Structured figure records
-*-
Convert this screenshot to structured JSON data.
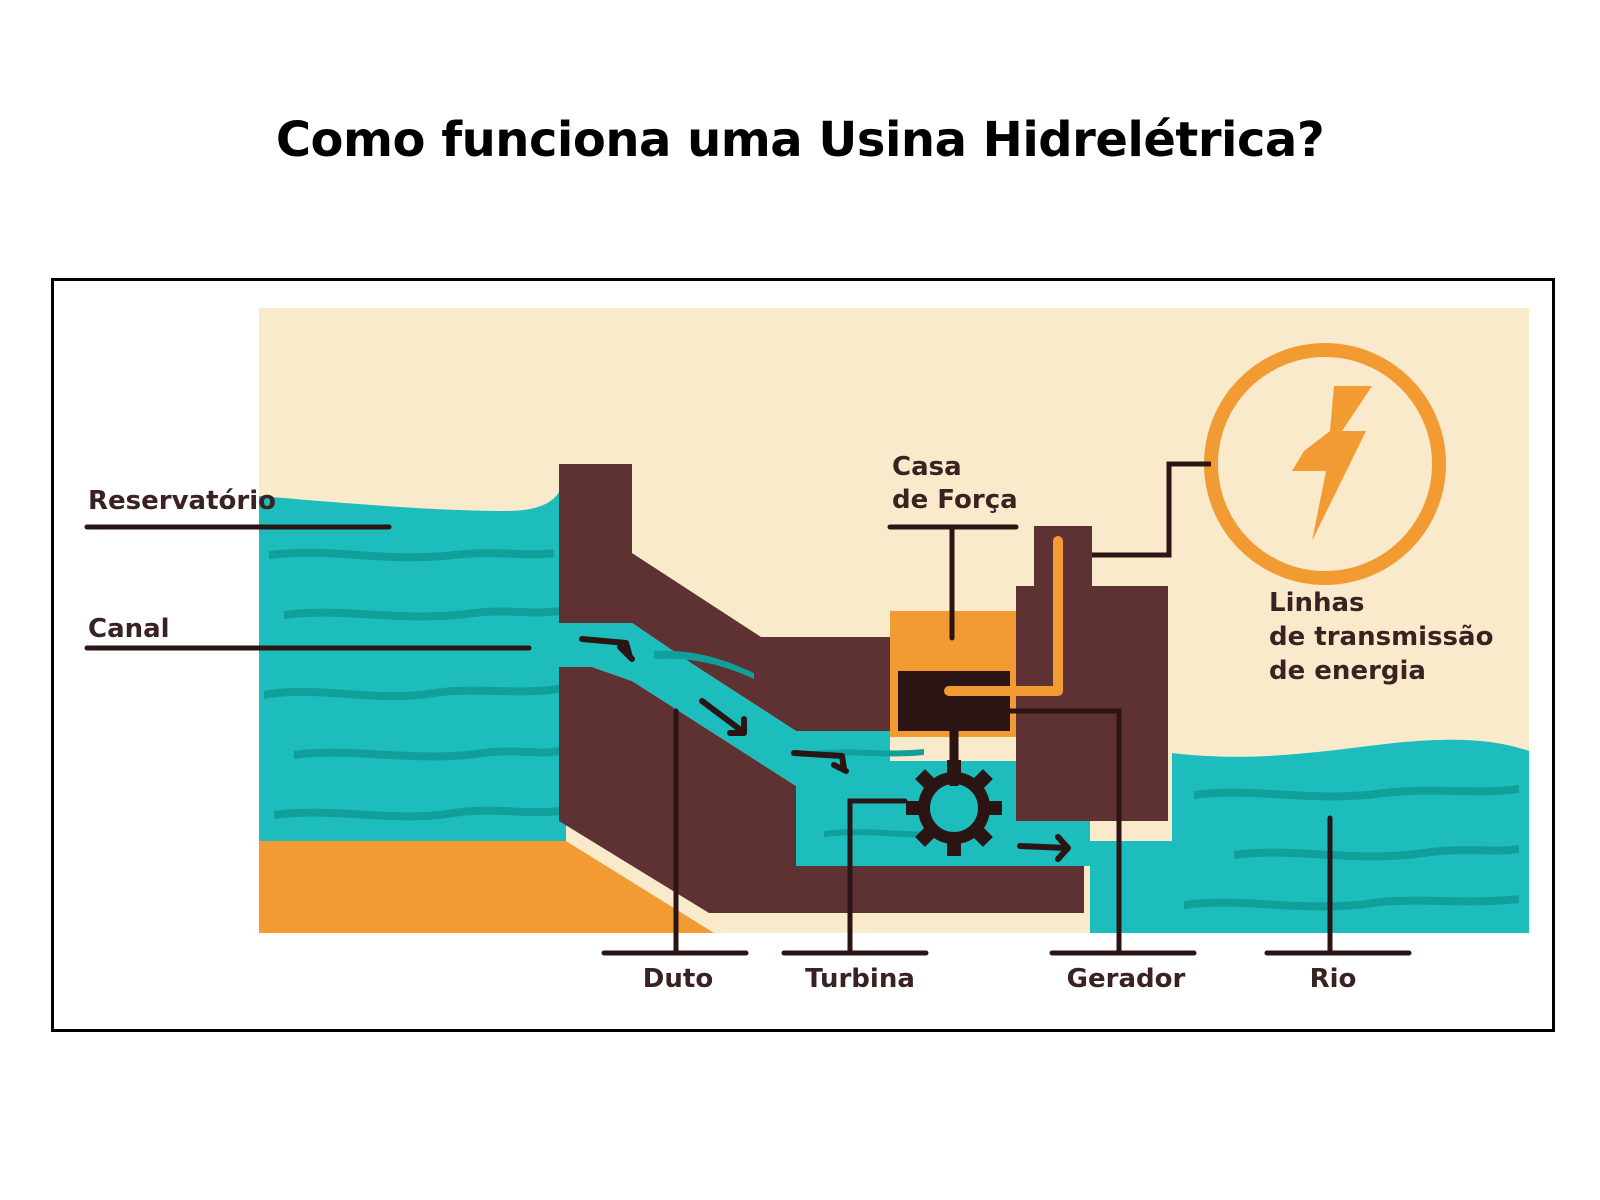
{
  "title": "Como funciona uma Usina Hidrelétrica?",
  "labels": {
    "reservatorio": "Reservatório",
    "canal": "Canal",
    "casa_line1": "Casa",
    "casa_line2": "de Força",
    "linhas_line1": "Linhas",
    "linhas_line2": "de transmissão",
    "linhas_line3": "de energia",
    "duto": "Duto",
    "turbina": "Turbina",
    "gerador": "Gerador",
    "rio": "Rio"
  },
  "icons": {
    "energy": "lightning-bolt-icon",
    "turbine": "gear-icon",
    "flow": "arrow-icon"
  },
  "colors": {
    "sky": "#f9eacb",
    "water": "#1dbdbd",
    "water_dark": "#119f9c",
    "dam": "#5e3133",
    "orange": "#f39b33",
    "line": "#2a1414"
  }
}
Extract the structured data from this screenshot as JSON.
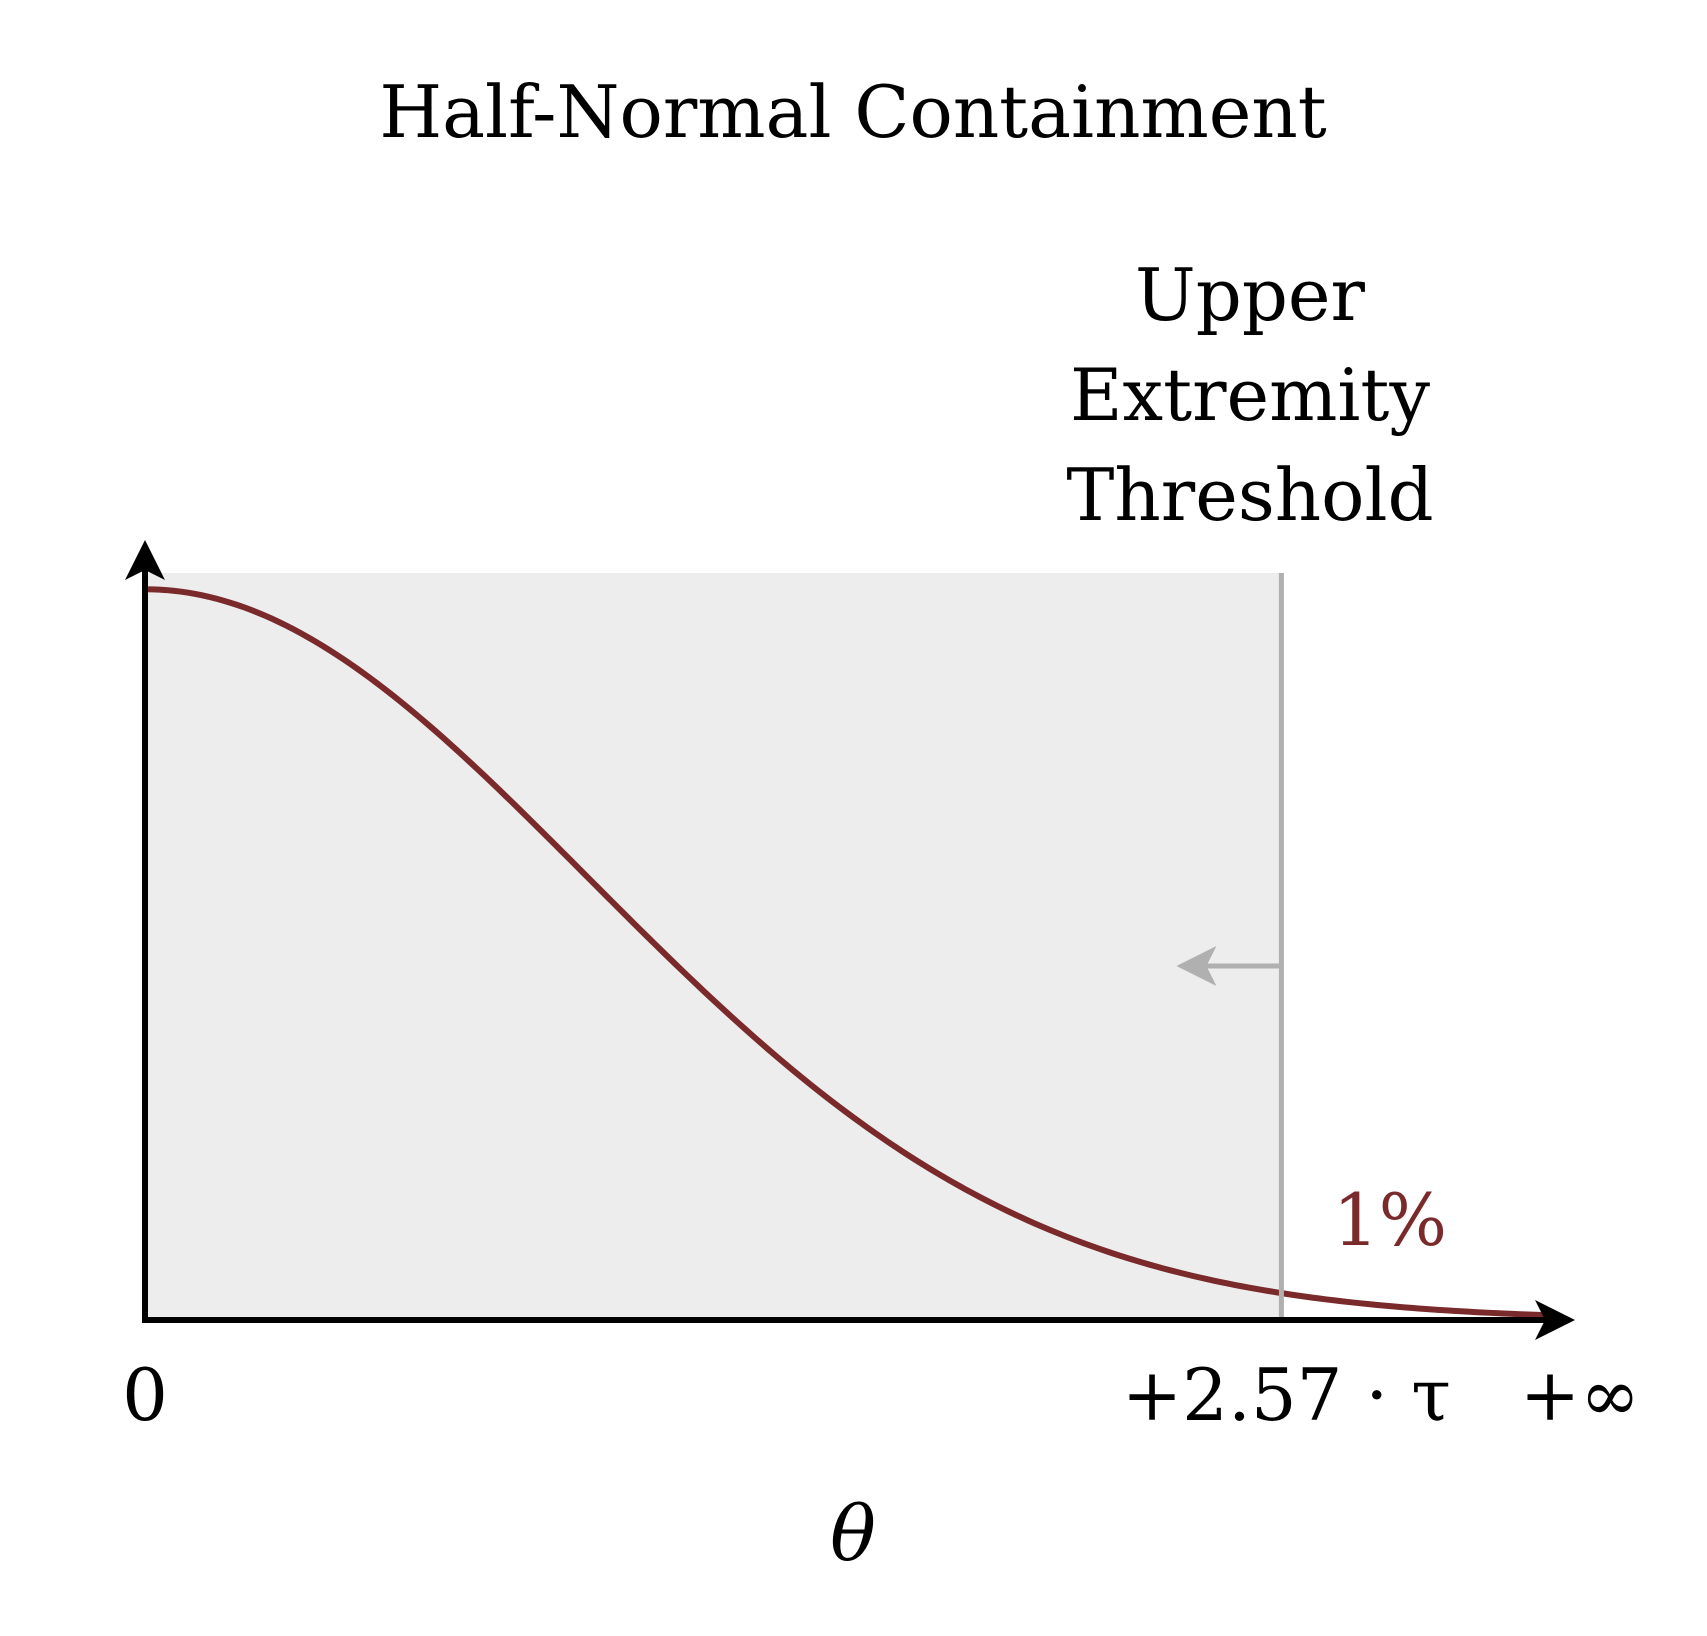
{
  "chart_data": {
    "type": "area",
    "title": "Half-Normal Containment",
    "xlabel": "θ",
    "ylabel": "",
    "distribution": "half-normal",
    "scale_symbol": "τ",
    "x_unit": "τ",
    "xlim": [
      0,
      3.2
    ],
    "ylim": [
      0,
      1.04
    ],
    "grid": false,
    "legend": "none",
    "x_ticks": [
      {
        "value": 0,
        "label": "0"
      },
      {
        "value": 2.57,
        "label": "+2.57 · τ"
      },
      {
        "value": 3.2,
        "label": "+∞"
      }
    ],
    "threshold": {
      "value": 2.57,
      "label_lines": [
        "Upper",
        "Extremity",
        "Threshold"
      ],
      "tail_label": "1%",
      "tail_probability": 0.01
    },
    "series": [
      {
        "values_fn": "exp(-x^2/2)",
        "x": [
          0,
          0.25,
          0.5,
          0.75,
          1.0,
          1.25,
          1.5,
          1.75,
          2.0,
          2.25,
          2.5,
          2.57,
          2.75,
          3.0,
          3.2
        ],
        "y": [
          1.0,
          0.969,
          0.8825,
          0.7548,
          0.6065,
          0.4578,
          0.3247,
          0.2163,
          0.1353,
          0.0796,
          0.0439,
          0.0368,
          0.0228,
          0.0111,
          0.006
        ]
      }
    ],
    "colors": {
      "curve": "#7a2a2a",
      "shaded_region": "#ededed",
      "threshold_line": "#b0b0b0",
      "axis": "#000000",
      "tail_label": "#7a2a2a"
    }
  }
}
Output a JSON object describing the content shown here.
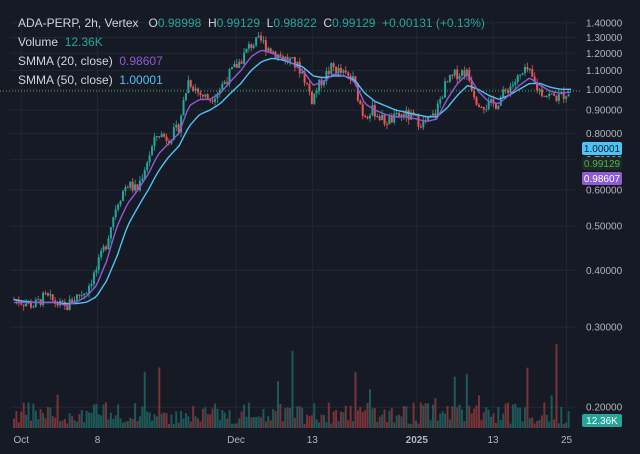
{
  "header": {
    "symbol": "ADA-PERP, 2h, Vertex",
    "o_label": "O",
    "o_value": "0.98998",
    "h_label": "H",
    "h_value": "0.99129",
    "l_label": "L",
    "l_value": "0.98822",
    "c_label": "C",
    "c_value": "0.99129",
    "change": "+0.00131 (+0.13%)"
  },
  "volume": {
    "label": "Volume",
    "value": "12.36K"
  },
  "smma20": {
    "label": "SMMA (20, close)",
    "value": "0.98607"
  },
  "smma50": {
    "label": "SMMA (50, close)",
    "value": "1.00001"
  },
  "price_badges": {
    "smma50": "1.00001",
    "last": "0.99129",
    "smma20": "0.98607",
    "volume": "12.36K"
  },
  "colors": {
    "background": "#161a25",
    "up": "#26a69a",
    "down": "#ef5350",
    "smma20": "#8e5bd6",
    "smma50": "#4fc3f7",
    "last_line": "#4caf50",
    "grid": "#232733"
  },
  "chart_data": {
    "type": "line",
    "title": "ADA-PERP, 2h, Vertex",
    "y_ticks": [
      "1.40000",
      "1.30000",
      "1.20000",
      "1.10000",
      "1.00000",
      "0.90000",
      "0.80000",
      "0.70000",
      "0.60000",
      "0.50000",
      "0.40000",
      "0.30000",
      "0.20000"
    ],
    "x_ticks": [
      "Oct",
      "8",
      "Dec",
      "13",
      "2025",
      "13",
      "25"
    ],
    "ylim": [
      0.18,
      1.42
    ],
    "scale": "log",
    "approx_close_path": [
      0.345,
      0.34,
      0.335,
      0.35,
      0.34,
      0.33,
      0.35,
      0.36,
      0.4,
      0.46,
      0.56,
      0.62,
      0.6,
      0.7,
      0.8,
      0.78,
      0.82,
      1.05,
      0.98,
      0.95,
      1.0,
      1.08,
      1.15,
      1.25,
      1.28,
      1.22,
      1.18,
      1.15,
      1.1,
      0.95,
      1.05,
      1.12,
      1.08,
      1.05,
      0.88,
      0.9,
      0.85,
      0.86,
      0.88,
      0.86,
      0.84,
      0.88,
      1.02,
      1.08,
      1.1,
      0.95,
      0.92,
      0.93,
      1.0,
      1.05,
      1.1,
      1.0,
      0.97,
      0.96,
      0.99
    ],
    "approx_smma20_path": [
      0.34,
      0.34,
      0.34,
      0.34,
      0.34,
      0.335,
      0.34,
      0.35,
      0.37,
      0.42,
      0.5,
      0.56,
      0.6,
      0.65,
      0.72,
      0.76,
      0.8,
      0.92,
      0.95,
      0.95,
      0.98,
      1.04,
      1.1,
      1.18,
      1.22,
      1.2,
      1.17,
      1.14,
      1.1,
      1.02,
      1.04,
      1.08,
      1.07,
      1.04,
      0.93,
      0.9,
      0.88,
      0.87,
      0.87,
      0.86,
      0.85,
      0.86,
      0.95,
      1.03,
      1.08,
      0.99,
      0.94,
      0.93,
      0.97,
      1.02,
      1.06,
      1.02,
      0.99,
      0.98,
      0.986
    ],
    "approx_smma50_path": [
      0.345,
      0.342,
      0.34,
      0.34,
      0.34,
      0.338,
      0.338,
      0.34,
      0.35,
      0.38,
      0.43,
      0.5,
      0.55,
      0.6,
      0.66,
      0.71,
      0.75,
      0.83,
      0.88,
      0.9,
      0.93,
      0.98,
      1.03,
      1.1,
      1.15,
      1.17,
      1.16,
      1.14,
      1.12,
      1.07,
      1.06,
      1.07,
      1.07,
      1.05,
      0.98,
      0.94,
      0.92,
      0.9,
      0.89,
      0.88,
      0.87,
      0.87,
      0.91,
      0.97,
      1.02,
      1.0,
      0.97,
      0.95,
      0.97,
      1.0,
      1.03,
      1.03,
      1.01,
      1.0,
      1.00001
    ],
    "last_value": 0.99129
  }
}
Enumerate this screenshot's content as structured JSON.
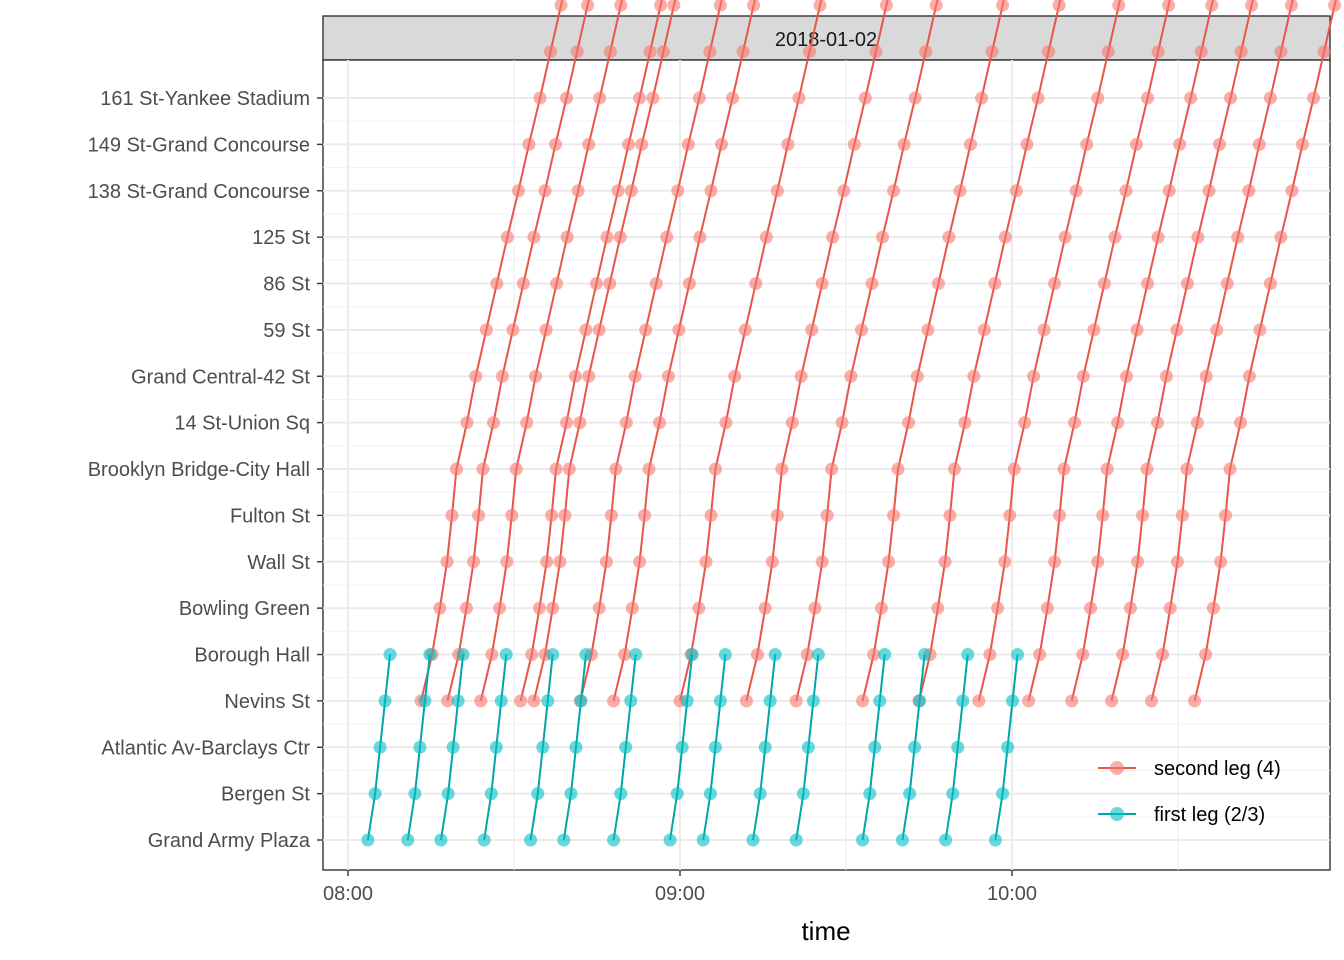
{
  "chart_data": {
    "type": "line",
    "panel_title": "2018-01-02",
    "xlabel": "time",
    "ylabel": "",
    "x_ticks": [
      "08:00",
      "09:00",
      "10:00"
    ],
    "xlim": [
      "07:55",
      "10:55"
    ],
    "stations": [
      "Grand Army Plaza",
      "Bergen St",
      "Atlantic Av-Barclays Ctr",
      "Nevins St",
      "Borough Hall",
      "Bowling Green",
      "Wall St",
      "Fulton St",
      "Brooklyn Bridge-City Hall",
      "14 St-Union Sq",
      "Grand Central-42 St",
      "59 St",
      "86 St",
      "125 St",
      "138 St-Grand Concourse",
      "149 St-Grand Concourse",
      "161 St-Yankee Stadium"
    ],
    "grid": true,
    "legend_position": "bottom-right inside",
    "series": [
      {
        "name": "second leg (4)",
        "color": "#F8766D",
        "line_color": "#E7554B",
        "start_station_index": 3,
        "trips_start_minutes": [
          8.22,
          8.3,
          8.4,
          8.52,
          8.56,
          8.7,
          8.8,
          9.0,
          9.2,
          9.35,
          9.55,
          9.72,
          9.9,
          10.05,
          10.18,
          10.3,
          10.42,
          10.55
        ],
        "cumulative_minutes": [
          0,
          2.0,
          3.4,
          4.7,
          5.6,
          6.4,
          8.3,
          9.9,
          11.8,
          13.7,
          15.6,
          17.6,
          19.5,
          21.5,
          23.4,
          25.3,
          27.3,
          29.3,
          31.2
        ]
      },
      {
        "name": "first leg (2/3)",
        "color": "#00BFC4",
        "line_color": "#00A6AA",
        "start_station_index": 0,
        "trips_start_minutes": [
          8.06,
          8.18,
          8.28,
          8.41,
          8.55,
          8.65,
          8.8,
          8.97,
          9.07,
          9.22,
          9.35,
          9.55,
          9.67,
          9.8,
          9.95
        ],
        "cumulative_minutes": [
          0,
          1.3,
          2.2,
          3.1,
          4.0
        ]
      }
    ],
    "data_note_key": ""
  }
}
-*-
_Exercise instructions_: Look through the entries above and report each line where the string "content" occurs.

_The solution_:
Output a JSON object describing the content shown here.
Enumerate this screenshot's content as structured JSON.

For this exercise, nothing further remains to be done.